• Aim: Spot every line with the word "name" and return it.

• Recorded information:

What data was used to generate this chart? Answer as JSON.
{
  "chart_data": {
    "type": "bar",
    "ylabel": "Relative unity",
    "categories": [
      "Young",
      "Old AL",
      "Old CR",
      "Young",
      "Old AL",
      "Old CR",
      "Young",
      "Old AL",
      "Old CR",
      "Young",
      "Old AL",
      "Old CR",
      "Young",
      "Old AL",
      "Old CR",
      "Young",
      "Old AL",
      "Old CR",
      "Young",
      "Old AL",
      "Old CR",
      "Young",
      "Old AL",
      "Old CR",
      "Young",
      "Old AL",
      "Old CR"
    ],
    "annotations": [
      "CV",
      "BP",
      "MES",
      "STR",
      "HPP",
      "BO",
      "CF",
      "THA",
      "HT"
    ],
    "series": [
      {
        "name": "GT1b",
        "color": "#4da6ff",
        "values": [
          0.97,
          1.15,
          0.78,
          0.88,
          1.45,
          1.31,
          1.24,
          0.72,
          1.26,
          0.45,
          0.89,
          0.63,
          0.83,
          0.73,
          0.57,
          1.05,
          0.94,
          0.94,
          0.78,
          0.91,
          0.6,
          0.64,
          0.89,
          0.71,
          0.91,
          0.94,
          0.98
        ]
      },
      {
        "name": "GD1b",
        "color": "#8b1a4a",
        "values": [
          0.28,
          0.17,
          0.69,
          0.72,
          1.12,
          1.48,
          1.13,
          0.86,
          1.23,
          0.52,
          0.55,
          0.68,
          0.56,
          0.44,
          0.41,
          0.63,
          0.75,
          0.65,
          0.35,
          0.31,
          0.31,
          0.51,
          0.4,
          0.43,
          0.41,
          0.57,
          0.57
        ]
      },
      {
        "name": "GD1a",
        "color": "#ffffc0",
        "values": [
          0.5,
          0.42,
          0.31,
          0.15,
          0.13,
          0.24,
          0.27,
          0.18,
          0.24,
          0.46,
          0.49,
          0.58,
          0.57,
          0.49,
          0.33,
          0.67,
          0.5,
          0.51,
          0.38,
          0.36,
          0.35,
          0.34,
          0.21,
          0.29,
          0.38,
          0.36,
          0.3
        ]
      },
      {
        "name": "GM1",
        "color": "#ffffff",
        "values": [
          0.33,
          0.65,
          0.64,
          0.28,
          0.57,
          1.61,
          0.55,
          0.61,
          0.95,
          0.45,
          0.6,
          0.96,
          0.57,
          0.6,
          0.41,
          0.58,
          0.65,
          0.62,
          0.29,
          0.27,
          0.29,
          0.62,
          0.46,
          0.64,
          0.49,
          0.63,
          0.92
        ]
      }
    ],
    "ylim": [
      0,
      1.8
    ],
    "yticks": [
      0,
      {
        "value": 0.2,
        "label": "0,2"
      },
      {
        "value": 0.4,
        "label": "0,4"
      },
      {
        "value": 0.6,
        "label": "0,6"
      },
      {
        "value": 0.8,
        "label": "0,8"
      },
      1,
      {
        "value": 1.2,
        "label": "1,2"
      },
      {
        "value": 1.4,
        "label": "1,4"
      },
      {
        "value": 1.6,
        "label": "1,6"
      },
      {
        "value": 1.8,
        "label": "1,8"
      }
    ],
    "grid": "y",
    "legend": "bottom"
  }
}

• Right answer:
        "name": "GT1b",
        "name": "GD1b",
        "name": "GD1a",
        "name": "GM1",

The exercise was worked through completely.